__AIM__. Find every line in the records below that holds the word "svilup" and copy it.

__RECORDED DATA__.

%%

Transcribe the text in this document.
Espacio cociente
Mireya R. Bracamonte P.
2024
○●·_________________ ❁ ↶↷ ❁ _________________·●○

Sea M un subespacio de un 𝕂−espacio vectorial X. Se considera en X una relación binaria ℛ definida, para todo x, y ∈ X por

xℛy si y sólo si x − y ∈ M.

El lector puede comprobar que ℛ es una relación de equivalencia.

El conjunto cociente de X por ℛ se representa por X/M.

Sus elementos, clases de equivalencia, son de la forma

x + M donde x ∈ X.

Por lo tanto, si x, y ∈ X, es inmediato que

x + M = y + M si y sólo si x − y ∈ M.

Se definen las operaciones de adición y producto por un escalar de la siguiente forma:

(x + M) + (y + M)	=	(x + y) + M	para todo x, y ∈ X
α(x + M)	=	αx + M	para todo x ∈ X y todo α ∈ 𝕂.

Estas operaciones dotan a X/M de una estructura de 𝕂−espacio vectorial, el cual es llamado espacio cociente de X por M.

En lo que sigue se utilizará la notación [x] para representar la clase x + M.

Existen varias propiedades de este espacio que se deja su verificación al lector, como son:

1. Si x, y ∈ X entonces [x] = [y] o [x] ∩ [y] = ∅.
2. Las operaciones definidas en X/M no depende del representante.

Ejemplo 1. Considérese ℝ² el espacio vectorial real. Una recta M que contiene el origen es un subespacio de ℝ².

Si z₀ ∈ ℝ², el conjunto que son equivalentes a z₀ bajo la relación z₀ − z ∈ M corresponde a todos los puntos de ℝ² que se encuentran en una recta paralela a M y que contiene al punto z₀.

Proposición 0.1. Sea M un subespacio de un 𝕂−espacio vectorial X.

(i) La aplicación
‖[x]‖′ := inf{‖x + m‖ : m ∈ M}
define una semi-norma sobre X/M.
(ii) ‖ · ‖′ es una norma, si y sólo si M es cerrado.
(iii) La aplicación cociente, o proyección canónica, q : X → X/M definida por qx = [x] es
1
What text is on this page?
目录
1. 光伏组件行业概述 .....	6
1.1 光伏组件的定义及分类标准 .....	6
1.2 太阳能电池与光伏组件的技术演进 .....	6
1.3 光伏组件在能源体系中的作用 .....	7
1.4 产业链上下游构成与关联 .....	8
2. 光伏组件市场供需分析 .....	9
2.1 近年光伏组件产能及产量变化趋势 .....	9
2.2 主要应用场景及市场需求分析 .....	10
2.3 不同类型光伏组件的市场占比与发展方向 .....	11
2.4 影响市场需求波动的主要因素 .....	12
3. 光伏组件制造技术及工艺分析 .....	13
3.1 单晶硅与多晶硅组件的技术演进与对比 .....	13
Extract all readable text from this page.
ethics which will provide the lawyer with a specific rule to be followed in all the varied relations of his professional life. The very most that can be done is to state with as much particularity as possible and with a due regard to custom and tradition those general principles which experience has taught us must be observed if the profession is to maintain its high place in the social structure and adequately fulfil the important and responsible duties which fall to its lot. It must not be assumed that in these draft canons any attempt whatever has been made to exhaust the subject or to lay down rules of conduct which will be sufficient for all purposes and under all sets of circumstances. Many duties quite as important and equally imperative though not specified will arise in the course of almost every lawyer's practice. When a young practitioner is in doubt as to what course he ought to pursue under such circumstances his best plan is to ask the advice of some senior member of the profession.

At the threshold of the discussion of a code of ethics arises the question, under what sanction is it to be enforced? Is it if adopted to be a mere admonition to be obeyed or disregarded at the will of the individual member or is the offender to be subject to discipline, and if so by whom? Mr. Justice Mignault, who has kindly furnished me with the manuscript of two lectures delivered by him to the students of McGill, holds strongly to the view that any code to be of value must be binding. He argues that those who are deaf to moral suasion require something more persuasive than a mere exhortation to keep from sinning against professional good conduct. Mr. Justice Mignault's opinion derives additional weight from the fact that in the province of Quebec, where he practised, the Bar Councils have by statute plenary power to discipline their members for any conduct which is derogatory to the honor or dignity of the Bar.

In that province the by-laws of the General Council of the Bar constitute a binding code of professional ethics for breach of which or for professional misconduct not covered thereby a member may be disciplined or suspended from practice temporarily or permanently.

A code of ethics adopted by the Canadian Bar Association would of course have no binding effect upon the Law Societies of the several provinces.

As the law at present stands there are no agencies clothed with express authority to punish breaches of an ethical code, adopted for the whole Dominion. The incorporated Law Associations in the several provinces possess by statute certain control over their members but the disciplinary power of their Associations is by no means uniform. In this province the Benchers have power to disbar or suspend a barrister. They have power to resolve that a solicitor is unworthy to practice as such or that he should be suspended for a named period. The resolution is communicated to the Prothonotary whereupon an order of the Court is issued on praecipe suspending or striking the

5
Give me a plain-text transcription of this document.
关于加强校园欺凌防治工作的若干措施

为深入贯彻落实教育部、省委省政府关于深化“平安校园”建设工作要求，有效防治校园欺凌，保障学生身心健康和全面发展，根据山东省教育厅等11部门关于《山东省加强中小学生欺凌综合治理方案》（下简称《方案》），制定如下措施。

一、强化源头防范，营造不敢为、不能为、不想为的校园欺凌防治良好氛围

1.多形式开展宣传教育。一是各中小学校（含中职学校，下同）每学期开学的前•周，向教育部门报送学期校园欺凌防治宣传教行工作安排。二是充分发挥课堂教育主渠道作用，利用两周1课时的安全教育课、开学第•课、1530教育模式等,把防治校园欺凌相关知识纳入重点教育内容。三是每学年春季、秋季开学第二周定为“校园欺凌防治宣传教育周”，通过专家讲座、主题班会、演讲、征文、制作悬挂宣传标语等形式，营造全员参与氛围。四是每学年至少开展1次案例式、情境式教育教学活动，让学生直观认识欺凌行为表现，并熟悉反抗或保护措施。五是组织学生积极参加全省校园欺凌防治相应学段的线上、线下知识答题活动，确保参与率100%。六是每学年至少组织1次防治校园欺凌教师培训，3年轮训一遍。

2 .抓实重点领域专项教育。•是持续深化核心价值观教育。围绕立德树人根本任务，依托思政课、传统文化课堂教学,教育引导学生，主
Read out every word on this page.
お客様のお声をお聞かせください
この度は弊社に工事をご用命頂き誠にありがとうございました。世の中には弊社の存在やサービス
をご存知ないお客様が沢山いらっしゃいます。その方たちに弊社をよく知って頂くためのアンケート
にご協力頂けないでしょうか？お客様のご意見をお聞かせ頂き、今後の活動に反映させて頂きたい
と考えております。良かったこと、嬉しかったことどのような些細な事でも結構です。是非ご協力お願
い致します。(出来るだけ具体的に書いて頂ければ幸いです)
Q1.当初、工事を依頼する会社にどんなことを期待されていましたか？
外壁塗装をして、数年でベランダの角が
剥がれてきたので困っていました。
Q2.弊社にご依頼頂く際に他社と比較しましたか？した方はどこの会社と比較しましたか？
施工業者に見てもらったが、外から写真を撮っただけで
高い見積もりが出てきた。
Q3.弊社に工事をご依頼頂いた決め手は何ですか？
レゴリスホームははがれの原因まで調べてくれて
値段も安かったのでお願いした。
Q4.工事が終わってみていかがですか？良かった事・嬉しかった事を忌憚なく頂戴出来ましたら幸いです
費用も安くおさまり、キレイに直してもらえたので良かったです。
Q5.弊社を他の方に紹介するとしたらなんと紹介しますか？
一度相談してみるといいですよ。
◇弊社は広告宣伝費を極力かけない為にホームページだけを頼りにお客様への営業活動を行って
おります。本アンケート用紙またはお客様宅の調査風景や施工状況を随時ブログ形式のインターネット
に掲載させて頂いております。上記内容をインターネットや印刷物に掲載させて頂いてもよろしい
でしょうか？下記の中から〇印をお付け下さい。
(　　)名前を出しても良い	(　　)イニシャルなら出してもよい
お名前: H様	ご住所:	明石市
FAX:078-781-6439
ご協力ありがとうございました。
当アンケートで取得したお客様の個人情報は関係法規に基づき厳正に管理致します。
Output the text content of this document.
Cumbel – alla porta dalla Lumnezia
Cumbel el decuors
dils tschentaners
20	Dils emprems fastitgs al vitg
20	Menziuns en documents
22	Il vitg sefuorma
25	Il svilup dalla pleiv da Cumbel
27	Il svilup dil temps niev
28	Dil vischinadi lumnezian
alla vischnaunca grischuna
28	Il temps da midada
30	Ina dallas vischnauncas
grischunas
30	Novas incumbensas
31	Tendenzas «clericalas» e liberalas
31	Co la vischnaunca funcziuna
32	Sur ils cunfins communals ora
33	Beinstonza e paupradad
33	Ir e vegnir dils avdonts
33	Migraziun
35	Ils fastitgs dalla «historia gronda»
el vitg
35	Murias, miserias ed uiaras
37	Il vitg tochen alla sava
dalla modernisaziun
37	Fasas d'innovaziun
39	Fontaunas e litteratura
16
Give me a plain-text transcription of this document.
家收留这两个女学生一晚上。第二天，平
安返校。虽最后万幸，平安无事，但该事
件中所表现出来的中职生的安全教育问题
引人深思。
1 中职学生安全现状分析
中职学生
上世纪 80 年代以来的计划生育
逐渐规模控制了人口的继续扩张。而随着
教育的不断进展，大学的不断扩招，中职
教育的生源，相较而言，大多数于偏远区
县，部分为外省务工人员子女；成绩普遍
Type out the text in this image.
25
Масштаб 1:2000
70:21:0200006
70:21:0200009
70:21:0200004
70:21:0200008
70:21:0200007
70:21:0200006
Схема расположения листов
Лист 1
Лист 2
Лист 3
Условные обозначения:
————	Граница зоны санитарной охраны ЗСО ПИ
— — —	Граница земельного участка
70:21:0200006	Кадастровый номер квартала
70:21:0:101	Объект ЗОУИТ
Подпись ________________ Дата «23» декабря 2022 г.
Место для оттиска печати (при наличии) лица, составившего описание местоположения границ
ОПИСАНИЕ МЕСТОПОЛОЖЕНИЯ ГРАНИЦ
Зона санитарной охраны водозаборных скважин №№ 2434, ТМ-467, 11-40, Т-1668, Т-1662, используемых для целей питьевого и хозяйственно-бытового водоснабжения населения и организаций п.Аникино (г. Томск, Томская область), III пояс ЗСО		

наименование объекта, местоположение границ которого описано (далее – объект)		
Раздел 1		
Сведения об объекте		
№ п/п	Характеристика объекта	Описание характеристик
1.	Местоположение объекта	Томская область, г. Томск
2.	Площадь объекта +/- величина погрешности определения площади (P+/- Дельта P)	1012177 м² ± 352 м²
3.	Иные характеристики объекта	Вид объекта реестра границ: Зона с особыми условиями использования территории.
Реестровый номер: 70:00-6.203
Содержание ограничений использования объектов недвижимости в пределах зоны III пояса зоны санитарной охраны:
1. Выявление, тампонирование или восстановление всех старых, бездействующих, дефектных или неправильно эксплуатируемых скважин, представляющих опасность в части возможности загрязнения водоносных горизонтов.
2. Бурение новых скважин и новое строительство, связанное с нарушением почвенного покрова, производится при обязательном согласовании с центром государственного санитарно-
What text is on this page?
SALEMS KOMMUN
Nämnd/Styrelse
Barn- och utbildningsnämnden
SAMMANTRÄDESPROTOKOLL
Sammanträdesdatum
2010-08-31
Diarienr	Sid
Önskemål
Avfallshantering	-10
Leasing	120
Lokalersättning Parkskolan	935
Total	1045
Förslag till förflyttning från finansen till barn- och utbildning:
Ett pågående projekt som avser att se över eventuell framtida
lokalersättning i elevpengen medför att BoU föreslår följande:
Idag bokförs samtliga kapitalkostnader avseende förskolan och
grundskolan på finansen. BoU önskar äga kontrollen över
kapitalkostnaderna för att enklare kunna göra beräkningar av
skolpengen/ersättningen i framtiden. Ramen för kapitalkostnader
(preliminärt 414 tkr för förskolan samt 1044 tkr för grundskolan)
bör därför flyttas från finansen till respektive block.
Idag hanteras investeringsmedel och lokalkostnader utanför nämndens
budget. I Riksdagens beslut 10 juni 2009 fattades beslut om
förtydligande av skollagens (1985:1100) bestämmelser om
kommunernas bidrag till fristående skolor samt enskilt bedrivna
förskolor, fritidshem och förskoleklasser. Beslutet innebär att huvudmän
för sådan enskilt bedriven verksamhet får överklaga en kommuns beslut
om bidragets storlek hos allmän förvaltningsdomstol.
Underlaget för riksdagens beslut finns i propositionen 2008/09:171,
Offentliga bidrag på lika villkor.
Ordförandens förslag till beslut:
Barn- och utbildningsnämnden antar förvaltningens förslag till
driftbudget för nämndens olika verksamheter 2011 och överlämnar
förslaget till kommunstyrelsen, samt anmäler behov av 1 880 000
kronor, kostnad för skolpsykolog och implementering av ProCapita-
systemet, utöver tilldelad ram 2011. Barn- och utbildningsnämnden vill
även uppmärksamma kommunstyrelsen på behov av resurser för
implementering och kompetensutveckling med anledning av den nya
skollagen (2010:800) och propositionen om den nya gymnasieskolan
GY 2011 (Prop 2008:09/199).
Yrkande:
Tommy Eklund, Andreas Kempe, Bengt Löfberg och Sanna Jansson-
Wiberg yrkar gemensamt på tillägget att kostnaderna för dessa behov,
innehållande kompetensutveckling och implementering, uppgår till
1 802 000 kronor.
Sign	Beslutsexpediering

%%

__FULL SOLUTION__.
25	Il svilup dalla pleiv da Cumbel
27	Il svilup dil temps niev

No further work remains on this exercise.